[Source records]
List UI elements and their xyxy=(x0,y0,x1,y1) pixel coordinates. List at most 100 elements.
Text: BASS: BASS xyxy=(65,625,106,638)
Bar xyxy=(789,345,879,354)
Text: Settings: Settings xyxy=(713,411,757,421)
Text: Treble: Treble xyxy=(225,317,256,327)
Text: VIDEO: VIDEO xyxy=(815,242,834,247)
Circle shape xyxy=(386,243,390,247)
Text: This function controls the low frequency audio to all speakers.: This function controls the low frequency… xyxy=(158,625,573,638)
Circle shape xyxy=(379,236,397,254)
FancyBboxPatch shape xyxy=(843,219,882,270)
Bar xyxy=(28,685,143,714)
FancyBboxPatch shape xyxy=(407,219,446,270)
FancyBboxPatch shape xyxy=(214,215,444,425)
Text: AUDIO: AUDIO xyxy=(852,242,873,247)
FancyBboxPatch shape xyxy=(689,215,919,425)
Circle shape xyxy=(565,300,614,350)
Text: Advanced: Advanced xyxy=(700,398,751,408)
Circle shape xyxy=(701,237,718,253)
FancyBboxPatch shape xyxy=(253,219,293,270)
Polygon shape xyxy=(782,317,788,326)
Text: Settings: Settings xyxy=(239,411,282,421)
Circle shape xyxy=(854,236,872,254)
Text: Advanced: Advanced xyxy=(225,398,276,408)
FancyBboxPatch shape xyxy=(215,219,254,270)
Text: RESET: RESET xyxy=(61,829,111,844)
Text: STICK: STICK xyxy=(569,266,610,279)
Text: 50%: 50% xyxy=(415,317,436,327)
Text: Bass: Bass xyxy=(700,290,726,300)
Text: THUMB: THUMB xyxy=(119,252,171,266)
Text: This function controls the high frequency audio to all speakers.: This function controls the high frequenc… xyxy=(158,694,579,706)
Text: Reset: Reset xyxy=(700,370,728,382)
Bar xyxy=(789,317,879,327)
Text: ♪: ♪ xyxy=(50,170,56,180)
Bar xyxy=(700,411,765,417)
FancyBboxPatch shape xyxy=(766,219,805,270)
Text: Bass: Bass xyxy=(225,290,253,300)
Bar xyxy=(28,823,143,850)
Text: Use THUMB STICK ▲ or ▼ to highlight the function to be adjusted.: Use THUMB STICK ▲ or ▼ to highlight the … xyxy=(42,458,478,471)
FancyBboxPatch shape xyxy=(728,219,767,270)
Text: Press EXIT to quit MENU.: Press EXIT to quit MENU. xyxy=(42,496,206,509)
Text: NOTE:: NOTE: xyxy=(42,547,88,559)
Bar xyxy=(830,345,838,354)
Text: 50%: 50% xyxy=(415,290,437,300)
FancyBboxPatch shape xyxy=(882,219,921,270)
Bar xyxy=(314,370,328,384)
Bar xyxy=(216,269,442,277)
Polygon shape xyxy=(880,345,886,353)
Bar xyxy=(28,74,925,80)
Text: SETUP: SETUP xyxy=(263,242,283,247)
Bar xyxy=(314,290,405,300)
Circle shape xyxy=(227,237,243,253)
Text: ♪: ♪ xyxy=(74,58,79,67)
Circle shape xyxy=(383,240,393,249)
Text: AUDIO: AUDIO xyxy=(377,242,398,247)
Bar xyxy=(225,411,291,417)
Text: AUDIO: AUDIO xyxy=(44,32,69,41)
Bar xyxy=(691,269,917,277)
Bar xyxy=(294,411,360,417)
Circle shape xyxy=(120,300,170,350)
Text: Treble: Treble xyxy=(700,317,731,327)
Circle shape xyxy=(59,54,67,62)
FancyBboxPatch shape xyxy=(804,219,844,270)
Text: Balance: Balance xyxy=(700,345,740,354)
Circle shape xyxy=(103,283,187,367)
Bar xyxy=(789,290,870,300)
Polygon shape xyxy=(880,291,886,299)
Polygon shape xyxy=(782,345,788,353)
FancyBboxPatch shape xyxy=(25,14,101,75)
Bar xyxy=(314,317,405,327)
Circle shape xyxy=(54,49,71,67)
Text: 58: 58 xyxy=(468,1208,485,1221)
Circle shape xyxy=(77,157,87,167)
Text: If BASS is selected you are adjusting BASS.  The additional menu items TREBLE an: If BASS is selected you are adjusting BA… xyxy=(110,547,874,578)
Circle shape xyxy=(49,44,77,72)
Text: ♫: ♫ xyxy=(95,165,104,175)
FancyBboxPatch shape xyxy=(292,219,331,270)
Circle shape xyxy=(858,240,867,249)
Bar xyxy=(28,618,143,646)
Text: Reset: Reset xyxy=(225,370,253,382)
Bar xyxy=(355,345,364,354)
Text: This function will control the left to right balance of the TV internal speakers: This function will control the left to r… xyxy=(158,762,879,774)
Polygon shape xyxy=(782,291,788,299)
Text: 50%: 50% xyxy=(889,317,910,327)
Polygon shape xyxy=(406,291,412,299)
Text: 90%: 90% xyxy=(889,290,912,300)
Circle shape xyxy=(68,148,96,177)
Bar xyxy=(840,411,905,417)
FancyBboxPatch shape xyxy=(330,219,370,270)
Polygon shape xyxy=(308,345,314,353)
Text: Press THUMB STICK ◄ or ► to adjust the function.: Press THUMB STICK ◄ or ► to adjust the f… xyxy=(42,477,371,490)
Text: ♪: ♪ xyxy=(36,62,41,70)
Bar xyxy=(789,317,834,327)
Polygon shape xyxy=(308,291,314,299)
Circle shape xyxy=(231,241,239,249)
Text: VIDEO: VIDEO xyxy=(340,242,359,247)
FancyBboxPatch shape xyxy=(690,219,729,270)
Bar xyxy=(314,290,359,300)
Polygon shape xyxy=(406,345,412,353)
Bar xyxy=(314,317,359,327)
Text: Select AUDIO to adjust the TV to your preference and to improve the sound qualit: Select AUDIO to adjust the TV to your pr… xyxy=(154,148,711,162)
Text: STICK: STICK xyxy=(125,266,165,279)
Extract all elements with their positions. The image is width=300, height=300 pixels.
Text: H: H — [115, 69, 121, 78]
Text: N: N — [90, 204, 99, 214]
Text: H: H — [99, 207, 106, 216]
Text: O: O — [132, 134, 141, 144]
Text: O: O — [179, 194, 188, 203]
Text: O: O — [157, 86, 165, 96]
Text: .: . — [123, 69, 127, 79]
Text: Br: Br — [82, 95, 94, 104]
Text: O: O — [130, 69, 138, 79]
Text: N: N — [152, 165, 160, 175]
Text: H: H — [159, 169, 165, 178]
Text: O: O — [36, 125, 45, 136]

[Job] Reproduce all of the entries above, swapping every "Advanced" for "Expert" and leaving everything else unchanged.

[Exercise response]
List UI elements and their xyxy=(x0,y0,x1,y1) pixel coordinates. List at most 100 elements.
Text: BASS: BASS xyxy=(65,625,106,638)
Bar xyxy=(789,345,879,354)
Text: Settings: Settings xyxy=(713,411,757,421)
Text: Treble: Treble xyxy=(225,317,256,327)
Text: VIDEO: VIDEO xyxy=(815,242,834,247)
Circle shape xyxy=(386,243,390,247)
Text: This function controls the low frequency audio to all speakers.: This function controls the low frequency… xyxy=(158,625,573,638)
Circle shape xyxy=(379,236,397,254)
FancyBboxPatch shape xyxy=(843,219,882,270)
Bar xyxy=(28,685,143,714)
FancyBboxPatch shape xyxy=(407,219,446,270)
FancyBboxPatch shape xyxy=(214,215,444,425)
Text: AUDIO: AUDIO xyxy=(852,242,873,247)
FancyBboxPatch shape xyxy=(689,215,919,425)
Circle shape xyxy=(565,300,614,350)
Text: Expert: Expert xyxy=(700,398,751,408)
Circle shape xyxy=(701,237,718,253)
FancyBboxPatch shape xyxy=(253,219,293,270)
Polygon shape xyxy=(782,317,788,326)
Text: Settings: Settings xyxy=(239,411,282,421)
Circle shape xyxy=(854,236,872,254)
Text: Expert: Expert xyxy=(225,398,276,408)
FancyBboxPatch shape xyxy=(215,219,254,270)
Text: RESET: RESET xyxy=(61,829,111,844)
Text: STICK: STICK xyxy=(569,266,610,279)
Text: 50%: 50% xyxy=(415,317,436,327)
Text: Bass: Bass xyxy=(700,290,726,300)
Text: THUMB: THUMB xyxy=(119,252,171,266)
Text: This function controls the high frequency audio to all speakers.: This function controls the high frequenc… xyxy=(158,694,579,706)
Text: Reset: Reset xyxy=(700,370,728,382)
Bar xyxy=(789,317,879,327)
Text: ♪: ♪ xyxy=(50,170,56,180)
Bar xyxy=(700,411,765,417)
FancyBboxPatch shape xyxy=(766,219,805,270)
Text: Bass: Bass xyxy=(225,290,253,300)
Bar xyxy=(28,823,143,850)
Text: Use THUMB STICK ▲ or ▼ to highlight the function to be adjusted.: Use THUMB STICK ▲ or ▼ to highlight the … xyxy=(42,458,478,471)
FancyBboxPatch shape xyxy=(728,219,767,270)
Text: Press EXIT to quit MENU.: Press EXIT to quit MENU. xyxy=(42,496,206,509)
Text: NOTE:: NOTE: xyxy=(42,547,88,559)
Bar xyxy=(830,345,838,354)
Text: 50%: 50% xyxy=(415,290,437,300)
FancyBboxPatch shape xyxy=(882,219,921,270)
Bar xyxy=(314,370,328,384)
Bar xyxy=(216,269,442,277)
Polygon shape xyxy=(880,345,886,353)
Bar xyxy=(28,74,925,80)
Text: SETUP: SETUP xyxy=(263,242,283,247)
Bar xyxy=(314,290,405,300)
Circle shape xyxy=(227,237,243,253)
Text: ♪: ♪ xyxy=(74,58,79,67)
Circle shape xyxy=(383,240,393,249)
Text: AUDIO: AUDIO xyxy=(377,242,398,247)
Bar xyxy=(225,411,291,417)
Text: AUDIO: AUDIO xyxy=(44,32,69,41)
Bar xyxy=(691,269,917,277)
Bar xyxy=(294,411,360,417)
Circle shape xyxy=(120,300,170,350)
Text: Treble: Treble xyxy=(700,317,731,327)
Circle shape xyxy=(59,54,67,62)
FancyBboxPatch shape xyxy=(804,219,844,270)
Text: Balance: Balance xyxy=(700,345,740,354)
Circle shape xyxy=(103,283,187,367)
Bar xyxy=(789,290,870,300)
Polygon shape xyxy=(880,291,886,299)
Polygon shape xyxy=(782,345,788,353)
FancyBboxPatch shape xyxy=(25,14,101,75)
Bar xyxy=(314,317,405,327)
Circle shape xyxy=(54,49,71,67)
Text: 58: 58 xyxy=(468,1208,485,1221)
Circle shape xyxy=(77,157,87,167)
Text: If BASS is selected you are adjusting BASS.  The additional menu items TREBLE an: If BASS is selected you are adjusting BA… xyxy=(110,547,874,578)
Circle shape xyxy=(49,44,77,72)
Text: ♫: ♫ xyxy=(95,165,104,175)
FancyBboxPatch shape xyxy=(292,219,331,270)
Circle shape xyxy=(858,240,867,249)
Bar xyxy=(28,618,143,646)
Text: Reset: Reset xyxy=(225,370,253,382)
Bar xyxy=(355,345,364,354)
Text: This function will control the left to right balance of the TV internal speakers: This function will control the left to r… xyxy=(158,762,879,774)
Polygon shape xyxy=(782,291,788,299)
Text: 50%: 50% xyxy=(889,317,910,327)
Polygon shape xyxy=(406,291,412,299)
Text: 90%: 90% xyxy=(889,290,912,300)
Circle shape xyxy=(68,148,96,177)
Bar xyxy=(840,411,905,417)
FancyBboxPatch shape xyxy=(330,219,370,270)
Polygon shape xyxy=(308,345,314,353)
Text: Press THUMB STICK ◄ or ► to adjust the function.: Press THUMB STICK ◄ or ► to adjust the f… xyxy=(42,477,371,490)
Text: ♪: ♪ xyxy=(36,62,41,70)
Bar xyxy=(789,317,834,327)
Polygon shape xyxy=(308,291,314,299)
Circle shape xyxy=(231,241,239,249)
Text: VIDEO: VIDEO xyxy=(340,242,359,247)
FancyBboxPatch shape xyxy=(690,219,729,270)
Bar xyxy=(314,290,359,300)
Polygon shape xyxy=(406,345,412,353)
Bar xyxy=(314,317,359,327)
Text: Select AUDIO to adjust the TV to your preference and to improve the sound qualit: Select AUDIO to adjust the TV to your pr… xyxy=(154,148,711,162)
Text: STICK: STICK xyxy=(125,266,165,279)
Extract all elements with their positions. The image is width=300, height=300 pixels.
Text: H: H — [115, 69, 121, 78]
Text: N: N — [90, 204, 99, 214]
Text: H: H — [99, 207, 106, 216]
Text: O: O — [132, 134, 141, 144]
Text: O: O — [179, 194, 188, 203]
Text: O: O — [157, 86, 165, 96]
Text: .: . — [123, 69, 127, 79]
Text: Br: Br — [82, 95, 94, 104]
Text: O: O — [130, 69, 138, 79]
Text: N: N — [152, 165, 160, 175]
Text: H: H — [159, 169, 165, 178]
Text: O: O — [36, 125, 45, 136]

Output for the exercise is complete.